Aim —
Copy out each line in the material below that has the word "ROKOTEANNOSTA".

+-------+

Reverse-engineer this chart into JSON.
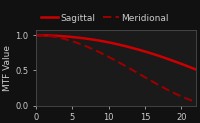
{
  "background_color": "#111111",
  "axes_background_color": "#1a1a1a",
  "ylabel": "MTF Value",
  "xlim": [
    0,
    22
  ],
  "ylim": [
    0,
    1.08
  ],
  "xticks": [
    0,
    5,
    10,
    15,
    20
  ],
  "yticks": [
    0,
    0.5,
    1
  ],
  "sagittal_color": "#cc0000",
  "meridional_color": "#990000",
  "sagittal_label": "Sagittal",
  "meridional_label": "Meridional",
  "sagittal_linewidth": 1.8,
  "meridional_linewidth": 1.5,
  "text_color": "#cccccc",
  "legend_fontsize": 6.5,
  "axis_fontsize": 6.5,
  "tick_fontsize": 6,
  "sagittal_x": [
    0,
    2,
    4,
    6,
    8,
    10,
    12,
    14,
    16,
    18,
    20,
    22
  ],
  "sagittal_y": [
    1.0,
    0.995,
    0.983,
    0.963,
    0.935,
    0.898,
    0.852,
    0.798,
    0.737,
    0.668,
    0.593,
    0.513
  ],
  "meridional_x": [
    0,
    2,
    4,
    6,
    8,
    10,
    12,
    14,
    16,
    18,
    20,
    22
  ],
  "meridional_y": [
    1.0,
    0.985,
    0.944,
    0.878,
    0.793,
    0.692,
    0.58,
    0.462,
    0.343,
    0.231,
    0.132,
    0.055
  ]
}
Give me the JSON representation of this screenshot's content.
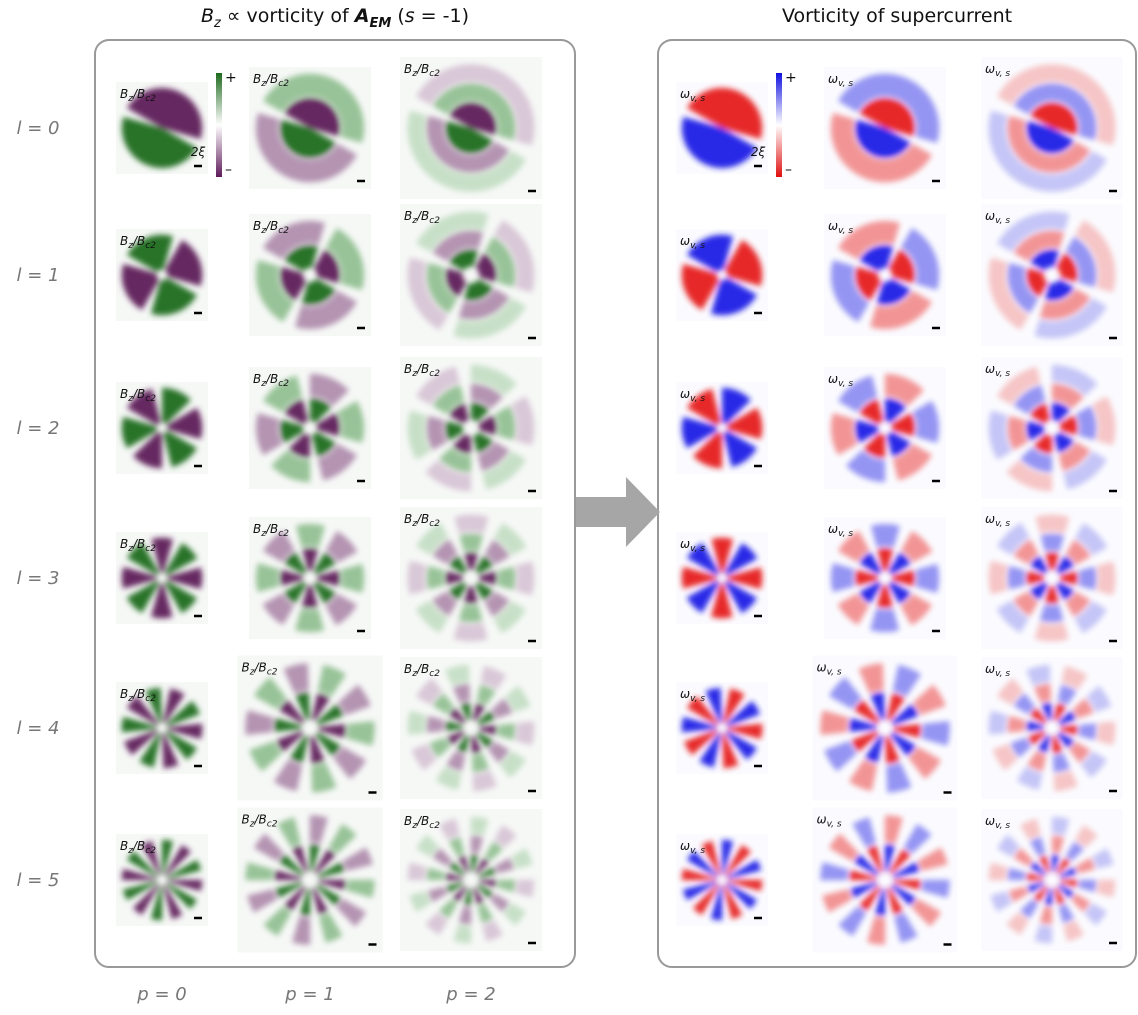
{
  "left_title": [
    "B",
    "z",
    " ∝ vorticity of ",
    "A",
    "EM",
    " (",
    "s",
    " = -1)"
  ],
  "right_title": "Vorticity of supercurrent",
  "row_labels": [
    "l = 0",
    "l = 1",
    "l = 2",
    "l = 3",
    "l = 4",
    "l = 5"
  ],
  "col_labels": [
    "p = 0",
    "p = 1",
    "p = 2"
  ],
  "panel_label_left": [
    "B",
    "z",
    "/B",
    "c2"
  ],
  "panel_label_right": [
    "ω",
    "v, s"
  ],
  "colorbar": {
    "plus": "+",
    "minus": "–",
    "scale": "2ξ"
  }
}
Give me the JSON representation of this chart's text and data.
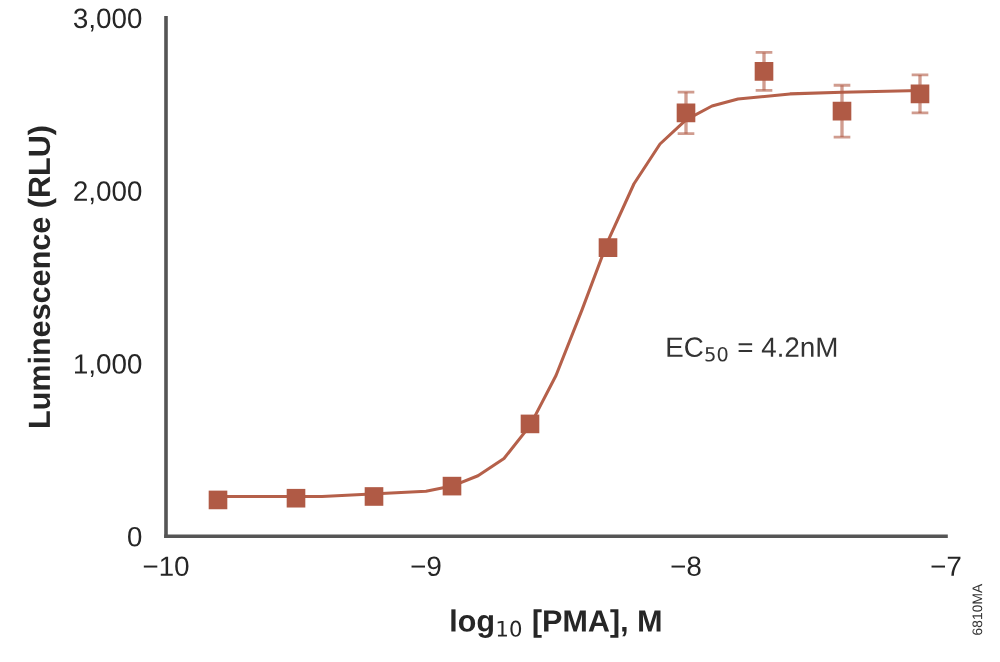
{
  "chart_data": {
    "type": "scatter",
    "xlabel": "log$_{10}$ [PMA], M",
    "ylabel": "Luminescence (RLU)",
    "xlim": [
      -10,
      -7
    ],
    "xticks": [
      {
        "value": -10,
        "label": "−10"
      },
      {
        "value": -9,
        "label": "−9"
      },
      {
        "value": -8,
        "label": "−8"
      },
      {
        "value": -7,
        "label": "−7"
      }
    ],
    "ylim": [
      0,
      3000
    ],
    "yticks": [
      0,
      {
        "value": 1000,
        "label": "1,000"
      },
      {
        "value": 2000,
        "label": "2,000"
      },
      {
        "value": 3000,
        "label": "3,000"
      }
    ],
    "grid": false,
    "legend": false,
    "series": [
      {
        "type": "line",
        "color": "#b5604a",
        "marker": "none",
        "line_style": "solid",
        "x": [
          -9.8,
          -9.4,
          -9.0,
          -8.9,
          -8.8,
          -8.7,
          -8.6,
          -8.5,
          -8.4,
          -8.3,
          -8.2,
          -8.1,
          -8.0,
          -7.9,
          -7.8,
          -7.6,
          -7.4,
          -7.1
        ],
        "values": [
          230,
          230,
          260,
          290,
          350,
          450,
          640,
          930,
          1310,
          1710,
          2040,
          2270,
          2410,
          2490,
          2530,
          2560,
          2570,
          2580
        ]
      },
      {
        "color": "#b05a45",
        "marker": "square",
        "x": [
          -9.8,
          -9.5,
          -9.2,
          -8.9,
          -8.6,
          -8.3,
          -8.0,
          -7.7,
          -7.4,
          -7.1
        ],
        "values": [
          210,
          220,
          230,
          290,
          650,
          1670,
          2450,
          2690,
          2460,
          2560
        ],
        "errors": [
          null,
          null,
          null,
          null,
          null,
          40,
          120,
          110,
          150,
          110
        ]
      }
    ],
    "annotations": [
      "EC$_{50}$ = 4.2nM",
      "6810MA"
    ]
  }
}
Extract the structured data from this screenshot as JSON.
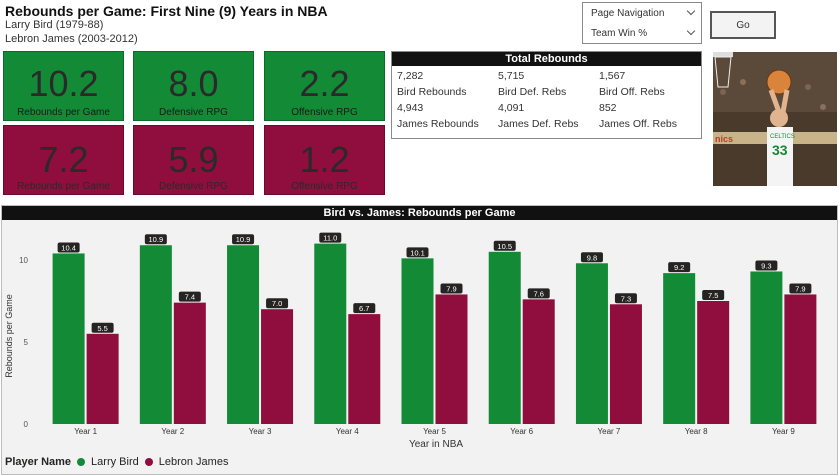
{
  "header": {
    "title": "Rebounds per Game: First Nine (9) Years in NBA",
    "player1": "Larry Bird (1979-88)",
    "player2": "Lebron James (2003-2012)"
  },
  "controls": {
    "nav_label": "Page Navigation",
    "nav_selected": "Team Win %",
    "go_label": "Go"
  },
  "kpis": {
    "bird": [
      {
        "value": "10.2",
        "label": "Rebounds per Game"
      },
      {
        "value": "8.0",
        "label": "Defensive RPG"
      },
      {
        "value": "2.2",
        "label": "Offensive RPG"
      }
    ],
    "james": [
      {
        "value": "7.2",
        "label": "Rebounds per Game"
      },
      {
        "value": "5.9",
        "label": "Defensive RPG"
      },
      {
        "value": "1.2",
        "label": "Offensive RPG"
      }
    ]
  },
  "totals": {
    "title": "Total Rebounds",
    "cells": [
      {
        "value": "7,282",
        "label": "Bird Rebounds"
      },
      {
        "value": "5,715",
        "label": "Bird Def. Rebs"
      },
      {
        "value": "1,567",
        "label": "Bird Off. Rebs"
      },
      {
        "value": "4,943",
        "label": "James Rebounds"
      },
      {
        "value": "4,091",
        "label": "James Def. Rebs"
      },
      {
        "value": "852",
        "label": "James Off. Rebs"
      }
    ]
  },
  "photo": {
    "jersey_text": "CELTICS",
    "jersey_number": "33",
    "banner_text": "nics"
  },
  "colors": {
    "bird": "#138a36",
    "james": "#8f0e3d"
  },
  "chart_data": {
    "type": "bar",
    "title": "Bird vs. James: Rebounds per Game",
    "xlabel": "Year in NBA",
    "ylabel": "Rebounds per Game",
    "ylim": [
      0,
      12
    ],
    "yticks": [
      0,
      5,
      10
    ],
    "categories": [
      "Year 1",
      "Year 2",
      "Year 3",
      "Year 4",
      "Year 5",
      "Year 6",
      "Year 7",
      "Year 8",
      "Year 9"
    ],
    "series": [
      {
        "name": "Larry Bird",
        "color": "#138a36",
        "values": [
          10.4,
          10.9,
          10.9,
          11.0,
          10.1,
          10.5,
          9.8,
          9.2,
          9.3
        ]
      },
      {
        "name": "Lebron James",
        "color": "#8f0e3d",
        "values": [
          5.5,
          7.4,
          7.0,
          6.7,
          7.9,
          7.6,
          7.3,
          7.5,
          7.9
        ]
      }
    ],
    "legend_title": "Player Name",
    "legend_position": "bottom-left"
  }
}
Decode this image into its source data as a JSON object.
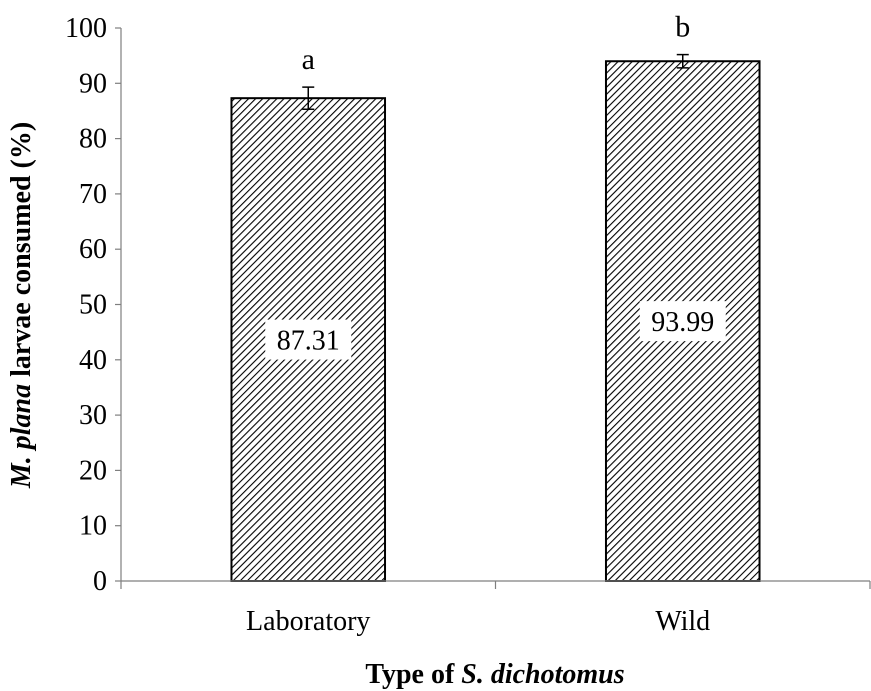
{
  "chart_data": {
    "type": "bar",
    "categories": [
      "Laboratory",
      "Wild"
    ],
    "values": [
      87.31,
      93.99
    ],
    "errors": [
      2.0,
      1.2
    ],
    "data_labels": [
      "87.31",
      "93.99"
    ],
    "significance_letters": [
      "a",
      "b"
    ],
    "ylim": [
      0,
      100
    ],
    "y_ticks": [
      0,
      10,
      20,
      30,
      40,
      50,
      60,
      70,
      80,
      90,
      100
    ],
    "ylabel": {
      "italic": "M. plana",
      "rest": " larvae consumed (%)"
    },
    "xlabel": {
      "prefix": "Type of ",
      "italic": "S. dichotomus"
    },
    "grid": false,
    "bar_fill": "diagonal-hatch",
    "colors": {
      "bar_stroke": "#000000",
      "hatch": "#000000",
      "axis": "#7f7f7f",
      "background": "#ffffff"
    }
  }
}
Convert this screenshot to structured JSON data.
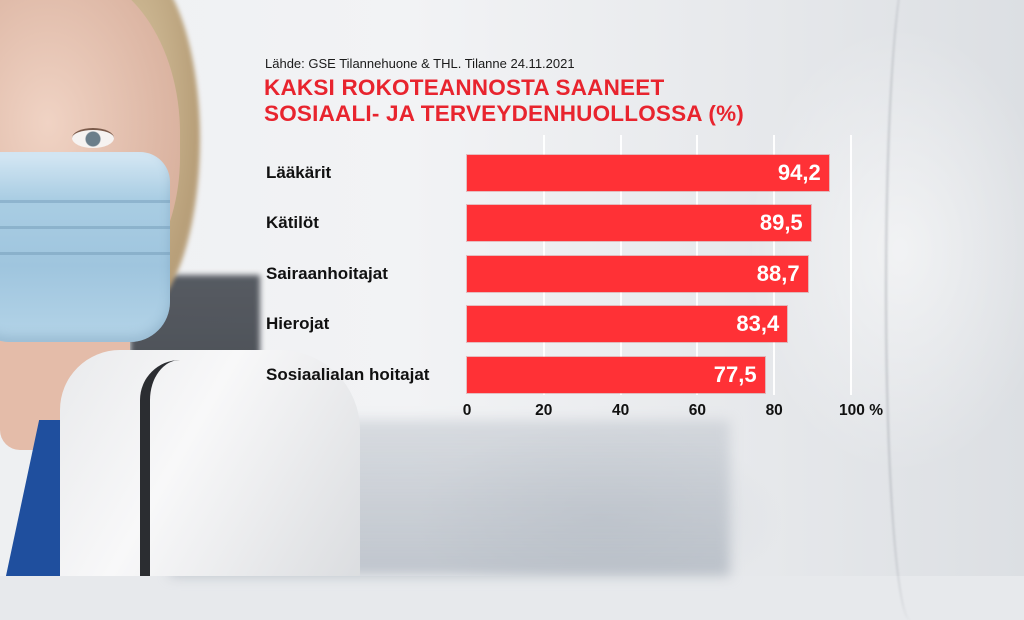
{
  "source": "Lähde: GSE Tilannehuone & THL. Tilanne 24.11.2021",
  "title_line1": "KAKSI ROKOTEANNOSTA SAANEET",
  "title_line2": "SOSIAALI- JA TERVEYDENHUOLLOSSA (%)",
  "colors": {
    "bar": "#ff3136",
    "title": "#e8242e",
    "label": "#111111",
    "value": "#ffffff"
  },
  "rows": [
    {
      "label": "Lääkärit",
      "value": 94.2,
      "display": "94,2"
    },
    {
      "label": "Kätilöt",
      "value": 89.5,
      "display": "89,5"
    },
    {
      "label": "Sairaanhoitajat",
      "value": 88.7,
      "display": "88,7"
    },
    {
      "label": "Hierojat",
      "value": 83.4,
      "display": "83,4"
    },
    {
      "label": "Sosiaalialan hoitajat",
      "value": 77.5,
      "display": "77,5"
    }
  ],
  "ticks": [
    "0",
    "20",
    "40",
    "60",
    "80",
    "100 %"
  ],
  "chart_data": {
    "type": "bar",
    "orientation": "horizontal",
    "title": "KAKSI ROKOTEANNOSTA SAANEET SOSIAALI- JA TERVEYDENHUOLLOSSA (%)",
    "subtitle": "Lähde: GSE Tilannehuone & THL. Tilanne 24.11.2021",
    "categories": [
      "Lääkärit",
      "Kätilöt",
      "Sairaanhoitajat",
      "Hierojat",
      "Sosiaalialan hoitajat"
    ],
    "values": [
      94.2,
      89.5,
      88.7,
      83.4,
      77.5
    ],
    "data_labels": [
      "94,2",
      "89,5",
      "88,7",
      "83,4",
      "77,5"
    ],
    "xlabel": "%",
    "ylabel": "",
    "xlim": [
      0,
      100
    ],
    "xticks": [
      0,
      20,
      40,
      60,
      80,
      100
    ],
    "xtick_labels": [
      "0",
      "20",
      "40",
      "60",
      "80",
      "100 %"
    ],
    "grid": true,
    "legend": "none",
    "bar_color": "#ff3136"
  }
}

+-------+

Output below —
  "title_line1": "KAKSI ROKOTEANNOSTA SAANEET",
    "title": "KAKSI ROKOTEANNOSTA SAANEET SOSIAALI- JA TERVEYDENHUOLLOSSA (%)",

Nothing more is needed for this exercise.